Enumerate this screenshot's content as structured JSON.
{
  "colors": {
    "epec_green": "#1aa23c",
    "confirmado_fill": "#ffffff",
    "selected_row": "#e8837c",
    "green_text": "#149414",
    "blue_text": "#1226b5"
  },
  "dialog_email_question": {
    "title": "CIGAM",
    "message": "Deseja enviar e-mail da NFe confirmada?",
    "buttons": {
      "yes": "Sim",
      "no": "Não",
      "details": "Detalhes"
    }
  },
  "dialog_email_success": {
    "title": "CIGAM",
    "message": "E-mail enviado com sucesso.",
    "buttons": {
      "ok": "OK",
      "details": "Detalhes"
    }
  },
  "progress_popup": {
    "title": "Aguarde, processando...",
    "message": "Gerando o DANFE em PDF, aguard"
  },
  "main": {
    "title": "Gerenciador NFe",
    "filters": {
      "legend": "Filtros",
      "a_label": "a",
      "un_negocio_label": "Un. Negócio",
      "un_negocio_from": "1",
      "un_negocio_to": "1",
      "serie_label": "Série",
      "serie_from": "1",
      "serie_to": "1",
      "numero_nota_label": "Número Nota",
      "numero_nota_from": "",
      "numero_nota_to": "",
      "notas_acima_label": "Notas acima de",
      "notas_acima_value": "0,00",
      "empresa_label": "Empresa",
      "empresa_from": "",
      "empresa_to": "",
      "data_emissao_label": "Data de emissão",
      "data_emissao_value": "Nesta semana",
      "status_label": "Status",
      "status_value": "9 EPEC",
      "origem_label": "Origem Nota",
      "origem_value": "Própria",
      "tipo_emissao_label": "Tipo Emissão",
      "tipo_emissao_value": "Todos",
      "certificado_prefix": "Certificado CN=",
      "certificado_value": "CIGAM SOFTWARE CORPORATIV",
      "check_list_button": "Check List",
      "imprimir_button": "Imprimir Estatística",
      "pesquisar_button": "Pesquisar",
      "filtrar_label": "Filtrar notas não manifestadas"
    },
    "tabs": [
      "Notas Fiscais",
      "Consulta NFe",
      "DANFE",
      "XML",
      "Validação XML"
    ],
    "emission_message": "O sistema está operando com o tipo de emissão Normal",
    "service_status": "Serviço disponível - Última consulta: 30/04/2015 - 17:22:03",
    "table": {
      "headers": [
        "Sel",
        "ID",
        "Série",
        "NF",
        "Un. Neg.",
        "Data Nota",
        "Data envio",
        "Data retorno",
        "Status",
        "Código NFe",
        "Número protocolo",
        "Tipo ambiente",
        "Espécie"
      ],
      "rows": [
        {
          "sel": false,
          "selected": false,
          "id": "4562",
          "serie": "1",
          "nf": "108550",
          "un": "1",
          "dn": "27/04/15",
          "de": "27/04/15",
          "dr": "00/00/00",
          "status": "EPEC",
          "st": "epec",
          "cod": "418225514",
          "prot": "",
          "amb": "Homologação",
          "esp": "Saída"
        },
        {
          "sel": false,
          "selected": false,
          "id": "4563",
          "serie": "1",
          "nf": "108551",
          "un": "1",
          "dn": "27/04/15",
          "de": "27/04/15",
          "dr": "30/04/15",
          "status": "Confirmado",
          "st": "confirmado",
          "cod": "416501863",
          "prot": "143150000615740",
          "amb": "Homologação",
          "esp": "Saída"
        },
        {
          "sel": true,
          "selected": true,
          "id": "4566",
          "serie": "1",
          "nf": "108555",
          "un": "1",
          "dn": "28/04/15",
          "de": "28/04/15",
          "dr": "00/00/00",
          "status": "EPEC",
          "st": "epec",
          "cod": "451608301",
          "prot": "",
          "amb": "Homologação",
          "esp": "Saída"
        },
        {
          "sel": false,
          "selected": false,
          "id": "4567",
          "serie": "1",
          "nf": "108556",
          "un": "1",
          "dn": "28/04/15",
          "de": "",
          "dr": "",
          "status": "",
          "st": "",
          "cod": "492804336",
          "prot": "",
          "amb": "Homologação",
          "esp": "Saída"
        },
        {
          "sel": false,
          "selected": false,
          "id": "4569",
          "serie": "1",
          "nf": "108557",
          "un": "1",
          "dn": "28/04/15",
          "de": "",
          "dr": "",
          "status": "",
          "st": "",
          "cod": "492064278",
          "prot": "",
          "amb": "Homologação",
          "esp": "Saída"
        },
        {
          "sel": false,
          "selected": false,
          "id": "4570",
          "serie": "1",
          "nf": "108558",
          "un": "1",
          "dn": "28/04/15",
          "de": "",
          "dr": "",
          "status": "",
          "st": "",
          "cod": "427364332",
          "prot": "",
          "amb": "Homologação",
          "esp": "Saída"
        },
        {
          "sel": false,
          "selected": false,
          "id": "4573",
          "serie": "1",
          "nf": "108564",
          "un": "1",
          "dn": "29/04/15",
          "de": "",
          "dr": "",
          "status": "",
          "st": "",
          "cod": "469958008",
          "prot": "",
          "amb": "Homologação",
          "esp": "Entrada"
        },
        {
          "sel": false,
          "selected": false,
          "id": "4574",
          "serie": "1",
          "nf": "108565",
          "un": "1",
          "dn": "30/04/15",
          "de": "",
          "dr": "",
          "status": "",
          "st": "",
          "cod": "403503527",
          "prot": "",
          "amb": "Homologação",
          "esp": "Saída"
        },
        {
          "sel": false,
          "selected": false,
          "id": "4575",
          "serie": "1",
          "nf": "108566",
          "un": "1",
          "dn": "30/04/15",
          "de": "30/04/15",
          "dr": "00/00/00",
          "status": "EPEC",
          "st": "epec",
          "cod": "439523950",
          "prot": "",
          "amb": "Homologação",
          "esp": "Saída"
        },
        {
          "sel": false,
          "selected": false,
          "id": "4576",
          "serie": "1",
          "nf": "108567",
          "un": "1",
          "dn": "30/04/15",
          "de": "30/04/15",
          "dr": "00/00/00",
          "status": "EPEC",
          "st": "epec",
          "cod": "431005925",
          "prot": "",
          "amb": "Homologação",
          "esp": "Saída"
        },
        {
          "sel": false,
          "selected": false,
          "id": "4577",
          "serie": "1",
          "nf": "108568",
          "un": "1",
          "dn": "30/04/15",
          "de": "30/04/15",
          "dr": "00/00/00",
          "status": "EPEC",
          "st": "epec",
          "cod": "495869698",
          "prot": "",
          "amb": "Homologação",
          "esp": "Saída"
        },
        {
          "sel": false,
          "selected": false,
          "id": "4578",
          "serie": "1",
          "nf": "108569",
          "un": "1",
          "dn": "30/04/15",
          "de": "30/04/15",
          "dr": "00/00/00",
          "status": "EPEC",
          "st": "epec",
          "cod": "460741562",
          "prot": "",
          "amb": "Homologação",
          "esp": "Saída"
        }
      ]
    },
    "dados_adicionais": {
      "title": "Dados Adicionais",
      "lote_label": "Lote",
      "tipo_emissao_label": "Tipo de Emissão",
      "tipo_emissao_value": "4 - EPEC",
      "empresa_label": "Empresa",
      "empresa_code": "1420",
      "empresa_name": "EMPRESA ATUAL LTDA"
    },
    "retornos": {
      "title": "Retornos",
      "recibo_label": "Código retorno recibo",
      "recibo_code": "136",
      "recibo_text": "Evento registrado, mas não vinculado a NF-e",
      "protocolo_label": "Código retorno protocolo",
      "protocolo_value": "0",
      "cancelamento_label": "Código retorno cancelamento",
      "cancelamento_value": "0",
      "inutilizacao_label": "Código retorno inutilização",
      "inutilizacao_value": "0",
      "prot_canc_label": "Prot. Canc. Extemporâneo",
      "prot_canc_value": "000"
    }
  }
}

PROBLEM TO WORK ON:
Word for word, restate all of the data shown above.

OUTPUT BELOW:
Enumerate this screenshot's content as structured JSON.
{
  "colors": {
    "epec_green": "#1aa23c",
    "confirmado_fill": "#ffffff",
    "selected_row": "#e8837c",
    "green_text": "#149414",
    "blue_text": "#1226b5"
  },
  "dialog_email_question": {
    "title": "CIGAM",
    "message": "Deseja enviar e-mail da NFe confirmada?",
    "buttons": {
      "yes": "Sim",
      "no": "Não",
      "details": "Detalhes"
    }
  },
  "dialog_email_success": {
    "title": "CIGAM",
    "message": "E-mail enviado com sucesso.",
    "buttons": {
      "ok": "OK",
      "details": "Detalhes"
    }
  },
  "progress_popup": {
    "title": "Aguarde, processando...",
    "message": "Gerando o DANFE em PDF, aguard"
  },
  "main": {
    "title": "Gerenciador NFe",
    "filters": {
      "legend": "Filtros",
      "a_label": "a",
      "un_negocio_label": "Un. Negócio",
      "un_negocio_from": "1",
      "un_negocio_to": "1",
      "serie_label": "Série",
      "serie_from": "1",
      "serie_to": "1",
      "numero_nota_label": "Número Nota",
      "numero_nota_from": "",
      "numero_nota_to": "",
      "notas_acima_label": "Notas acima de",
      "notas_acima_value": "0,00",
      "empresa_label": "Empresa",
      "empresa_from": "",
      "empresa_to": "",
      "data_emissao_label": "Data de emissão",
      "data_emissao_value": "Nesta semana",
      "status_label": "Status",
      "status_value": "9 EPEC",
      "origem_label": "Origem Nota",
      "origem_value": "Própria",
      "tipo_emissao_label": "Tipo Emissão",
      "tipo_emissao_value": "Todos",
      "certificado_prefix": "Certificado CN=",
      "certificado_value": "CIGAM SOFTWARE CORPORATIV",
      "check_list_button": "Check List",
      "imprimir_button": "Imprimir Estatística",
      "pesquisar_button": "Pesquisar",
      "filtrar_label": "Filtrar notas não manifestadas"
    },
    "tabs": [
      "Notas Fiscais",
      "Consulta NFe",
      "DANFE",
      "XML",
      "Validação XML"
    ],
    "emission_message": "O sistema está operando com o tipo de emissão Normal",
    "service_status": "Serviço disponível - Última consulta: 30/04/2015 - 17:22:03",
    "table": {
      "headers": [
        "Sel",
        "ID",
        "Série",
        "NF",
        "Un. Neg.",
        "Data Nota",
        "Data envio",
        "Data retorno",
        "Status",
        "Código NFe",
        "Número protocolo",
        "Tipo ambiente",
        "Espécie"
      ],
      "rows": [
        {
          "sel": false,
          "selected": false,
          "id": "4562",
          "serie": "1",
          "nf": "108550",
          "un": "1",
          "dn": "27/04/15",
          "de": "27/04/15",
          "dr": "00/00/00",
          "status": "EPEC",
          "st": "epec",
          "cod": "418225514",
          "prot": "",
          "amb": "Homologação",
          "esp": "Saída"
        },
        {
          "sel": false,
          "selected": false,
          "id": "4563",
          "serie": "1",
          "nf": "108551",
          "un": "1",
          "dn": "27/04/15",
          "de": "27/04/15",
          "dr": "30/04/15",
          "status": "Confirmado",
          "st": "confirmado",
          "cod": "416501863",
          "prot": "143150000615740",
          "amb": "Homologação",
          "esp": "Saída"
        },
        {
          "sel": true,
          "selected": true,
          "id": "4566",
          "serie": "1",
          "nf": "108555",
          "un": "1",
          "dn": "28/04/15",
          "de": "28/04/15",
          "dr": "00/00/00",
          "status": "EPEC",
          "st": "epec",
          "cod": "451608301",
          "prot": "",
          "amb": "Homologação",
          "esp": "Saída"
        },
        {
          "sel": false,
          "selected": false,
          "id": "4567",
          "serie": "1",
          "nf": "108556",
          "un": "1",
          "dn": "28/04/15",
          "de": "",
          "dr": "",
          "status": "",
          "st": "",
          "cod": "492804336",
          "prot": "",
          "amb": "Homologação",
          "esp": "Saída"
        },
        {
          "sel": false,
          "selected": false,
          "id": "4569",
          "serie": "1",
          "nf": "108557",
          "un": "1",
          "dn": "28/04/15",
          "de": "",
          "dr": "",
          "status": "",
          "st": "",
          "cod": "492064278",
          "prot": "",
          "amb": "Homologação",
          "esp": "Saída"
        },
        {
          "sel": false,
          "selected": false,
          "id": "4570",
          "serie": "1",
          "nf": "108558",
          "un": "1",
          "dn": "28/04/15",
          "de": "",
          "dr": "",
          "status": "",
          "st": "",
          "cod": "427364332",
          "prot": "",
          "amb": "Homologação",
          "esp": "Saída"
        },
        {
          "sel": false,
          "selected": false,
          "id": "4573",
          "serie": "1",
          "nf": "108564",
          "un": "1",
          "dn": "29/04/15",
          "de": "",
          "dr": "",
          "status": "",
          "st": "",
          "cod": "469958008",
          "prot": "",
          "amb": "Homologação",
          "esp": "Entrada"
        },
        {
          "sel": false,
          "selected": false,
          "id": "4574",
          "serie": "1",
          "nf": "108565",
          "un": "1",
          "dn": "30/04/15",
          "de": "",
          "dr": "",
          "status": "",
          "st": "",
          "cod": "403503527",
          "prot": "",
          "amb": "Homologação",
          "esp": "Saída"
        },
        {
          "sel": false,
          "selected": false,
          "id": "4575",
          "serie": "1",
          "nf": "108566",
          "un": "1",
          "dn": "30/04/15",
          "de": "30/04/15",
          "dr": "00/00/00",
          "status": "EPEC",
          "st": "epec",
          "cod": "439523950",
          "prot": "",
          "amb": "Homologação",
          "esp": "Saída"
        },
        {
          "sel": false,
          "selected": false,
          "id": "4576",
          "serie": "1",
          "nf": "108567",
          "un": "1",
          "dn": "30/04/15",
          "de": "30/04/15",
          "dr": "00/00/00",
          "status": "EPEC",
          "st": "epec",
          "cod": "431005925",
          "prot": "",
          "amb": "Homologação",
          "esp": "Saída"
        },
        {
          "sel": false,
          "selected": false,
          "id": "4577",
          "serie": "1",
          "nf": "108568",
          "un": "1",
          "dn": "30/04/15",
          "de": "30/04/15",
          "dr": "00/00/00",
          "status": "EPEC",
          "st": "epec",
          "cod": "495869698",
          "prot": "",
          "amb": "Homologação",
          "esp": "Saída"
        },
        {
          "sel": false,
          "selected": false,
          "id": "4578",
          "serie": "1",
          "nf": "108569",
          "un": "1",
          "dn": "30/04/15",
          "de": "30/04/15",
          "dr": "00/00/00",
          "status": "EPEC",
          "st": "epec",
          "cod": "460741562",
          "prot": "",
          "amb": "Homologação",
          "esp": "Saída"
        }
      ]
    },
    "dados_adicionais": {
      "title": "Dados Adicionais",
      "lote_label": "Lote",
      "tipo_emissao_label": "Tipo de Emissão",
      "tipo_emissao_value": "4 - EPEC",
      "empresa_label": "Empresa",
      "empresa_code": "1420",
      "empresa_name": "EMPRESA ATUAL LTDA"
    },
    "retornos": {
      "title": "Retornos",
      "recibo_label": "Código retorno recibo",
      "recibo_code": "136",
      "recibo_text": "Evento registrado, mas não vinculado a NF-e",
      "protocolo_label": "Código retorno protocolo",
      "protocolo_value": "0",
      "cancelamento_label": "Código retorno cancelamento",
      "cancelamento_value": "0",
      "inutilizacao_label": "Código retorno inutilização",
      "inutilizacao_value": "0",
      "prot_canc_label": "Prot. Canc. Extemporâneo",
      "prot_canc_value": "000"
    }
  }
}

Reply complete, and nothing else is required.